##### GIVEN PASSAGE
Evening Glory

The MET office lied again. By the time I’m repitched at a Swanage campsite (this one thankfully has grass instead of stone) the threat of rain has departed. There’s another 10 mile walk I had in mind but is it too late to embark at 3pm? Nah.

My ambivalence stems from the knowledge that today’s jaunt will be less challenging than Mondays affair, but also there is a pub I am gagging to visit. The coastal trail winds south out of Swanage with the climb rewarded by views over the bay.

Swanage Bay
Swanage Bay

The walk is never challenging but never dull. The path hugs the cliff tops passing a dolphin observation hut (no – I didn’t see any) a functioning lighthouse and a succession of old quarries sliced angularly into the shoreline. I wonder how many old buildings I have walked past might have been hewn of stone cut from these quarries 200 years ago.

One of many quarries
One of many quarries

A wonderfully engaging couple from Kansas share a few travel stories with me. They want to point out that they live in an enlightened university town – an enclave of academia surrounded by the all-pervasive bible belt the area is better known for. Next stop London and then onto Venice, Florence and Rome. Americans suffer a tenuous reputation at times but whenever I have met them they have been courteous, knowledgeable folk. On the news we mostly tend to hear about the Sarah Palin types who fail to see beyond their own back yard.
##########
##### DATA SECTION
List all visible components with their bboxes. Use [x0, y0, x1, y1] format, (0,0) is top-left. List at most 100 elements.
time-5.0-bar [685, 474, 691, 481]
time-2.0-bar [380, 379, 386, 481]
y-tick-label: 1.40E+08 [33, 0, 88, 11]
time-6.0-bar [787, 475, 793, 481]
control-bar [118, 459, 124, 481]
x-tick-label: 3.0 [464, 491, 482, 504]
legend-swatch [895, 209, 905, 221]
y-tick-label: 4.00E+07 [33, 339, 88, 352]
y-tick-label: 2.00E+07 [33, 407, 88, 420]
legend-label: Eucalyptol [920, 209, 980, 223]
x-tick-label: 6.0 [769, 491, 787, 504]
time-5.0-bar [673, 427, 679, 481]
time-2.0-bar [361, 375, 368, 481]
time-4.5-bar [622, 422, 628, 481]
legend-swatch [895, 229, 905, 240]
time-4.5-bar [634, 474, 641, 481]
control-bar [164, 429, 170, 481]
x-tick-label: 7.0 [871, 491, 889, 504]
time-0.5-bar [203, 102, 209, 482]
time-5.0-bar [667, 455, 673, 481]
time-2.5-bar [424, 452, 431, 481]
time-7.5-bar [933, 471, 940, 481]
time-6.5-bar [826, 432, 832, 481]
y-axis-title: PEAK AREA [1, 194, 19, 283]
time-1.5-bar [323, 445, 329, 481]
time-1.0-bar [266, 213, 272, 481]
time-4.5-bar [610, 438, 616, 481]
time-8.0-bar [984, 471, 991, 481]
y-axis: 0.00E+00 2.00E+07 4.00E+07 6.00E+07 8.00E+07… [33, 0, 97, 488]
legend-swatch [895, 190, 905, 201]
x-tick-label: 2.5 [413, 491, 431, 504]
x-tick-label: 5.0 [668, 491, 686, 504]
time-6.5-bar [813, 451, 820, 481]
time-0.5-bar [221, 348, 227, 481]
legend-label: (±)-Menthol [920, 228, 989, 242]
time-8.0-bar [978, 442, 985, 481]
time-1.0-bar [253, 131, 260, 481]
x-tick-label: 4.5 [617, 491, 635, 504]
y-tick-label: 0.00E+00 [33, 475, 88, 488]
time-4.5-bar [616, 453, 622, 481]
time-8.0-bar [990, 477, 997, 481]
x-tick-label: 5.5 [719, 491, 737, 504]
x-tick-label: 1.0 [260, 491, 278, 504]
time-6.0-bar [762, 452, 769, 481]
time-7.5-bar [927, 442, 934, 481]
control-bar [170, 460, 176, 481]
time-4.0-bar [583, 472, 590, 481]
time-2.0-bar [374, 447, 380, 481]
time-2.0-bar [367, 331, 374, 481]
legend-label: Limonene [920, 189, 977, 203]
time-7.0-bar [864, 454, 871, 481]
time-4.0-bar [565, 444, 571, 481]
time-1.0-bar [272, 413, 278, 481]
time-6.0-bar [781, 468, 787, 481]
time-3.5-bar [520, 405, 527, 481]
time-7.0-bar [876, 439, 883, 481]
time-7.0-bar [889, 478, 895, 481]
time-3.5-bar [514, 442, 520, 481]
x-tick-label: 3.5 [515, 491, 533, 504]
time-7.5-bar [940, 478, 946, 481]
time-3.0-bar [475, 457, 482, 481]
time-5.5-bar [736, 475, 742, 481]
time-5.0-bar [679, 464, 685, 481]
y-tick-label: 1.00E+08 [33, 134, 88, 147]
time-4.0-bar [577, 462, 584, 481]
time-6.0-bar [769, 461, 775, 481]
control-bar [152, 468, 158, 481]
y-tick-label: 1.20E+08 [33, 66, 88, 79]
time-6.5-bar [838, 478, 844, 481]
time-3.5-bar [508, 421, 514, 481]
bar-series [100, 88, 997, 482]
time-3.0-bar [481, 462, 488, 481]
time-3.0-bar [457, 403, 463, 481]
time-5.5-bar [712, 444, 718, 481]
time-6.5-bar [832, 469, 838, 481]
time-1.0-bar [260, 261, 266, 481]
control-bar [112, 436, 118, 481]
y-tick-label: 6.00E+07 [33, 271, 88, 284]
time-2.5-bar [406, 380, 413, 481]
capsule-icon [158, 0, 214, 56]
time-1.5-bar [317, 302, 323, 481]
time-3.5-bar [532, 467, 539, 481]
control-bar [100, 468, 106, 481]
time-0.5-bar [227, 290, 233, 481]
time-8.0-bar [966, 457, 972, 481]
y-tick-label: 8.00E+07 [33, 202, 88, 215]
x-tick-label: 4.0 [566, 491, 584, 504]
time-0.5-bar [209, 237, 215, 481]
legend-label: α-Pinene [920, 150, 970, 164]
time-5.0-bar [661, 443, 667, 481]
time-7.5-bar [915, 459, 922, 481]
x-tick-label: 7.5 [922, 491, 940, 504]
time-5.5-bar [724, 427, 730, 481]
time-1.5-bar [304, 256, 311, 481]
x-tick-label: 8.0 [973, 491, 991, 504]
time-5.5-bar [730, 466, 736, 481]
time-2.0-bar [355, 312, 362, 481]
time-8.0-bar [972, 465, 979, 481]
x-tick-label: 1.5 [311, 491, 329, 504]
##########
EXERCISE TASKS ::
**a.** In the Swanage walk text above, turn the paragraph that begins "The walk is never challenging" into a short bulleted list that keeps its main facts.
**b.** Translate this sentence from the Swanage walk text into Spanish: "The coastal trail winds south out of Swanage with the climb rewarded by views over the bay."
**c.** Answer these questions using the Swanage walk text above.
(i) What ground does the new Swanage campsite have instead of stone?
(ii) How many miles long is the walk the writer had in mind?
(iii) After London, which three cities is the couple from Kansas going to?

SOLUTIONS BELOW ::
**a.**
- The walk is never challenging but never dull.
- The path follows the cliff tops.
- It passes a dolphin observation hut, where the writer saw no dolphins.
- It passes a working lighthouse.
- It passes a series of old quarries cut at angles into the shoreline.
- The writer wonders how many old buildings seen along the way might have been built from stone cut in these quarries 200 years ago.

**b.** El sendero costero serpentea hacia el sur desde Swanage, y la subida se ve recompensada con vistas sobre la bahía.

**c.**
(i) Grass.
(ii) 10 miles.
(iii) Venice, Florence and Rome.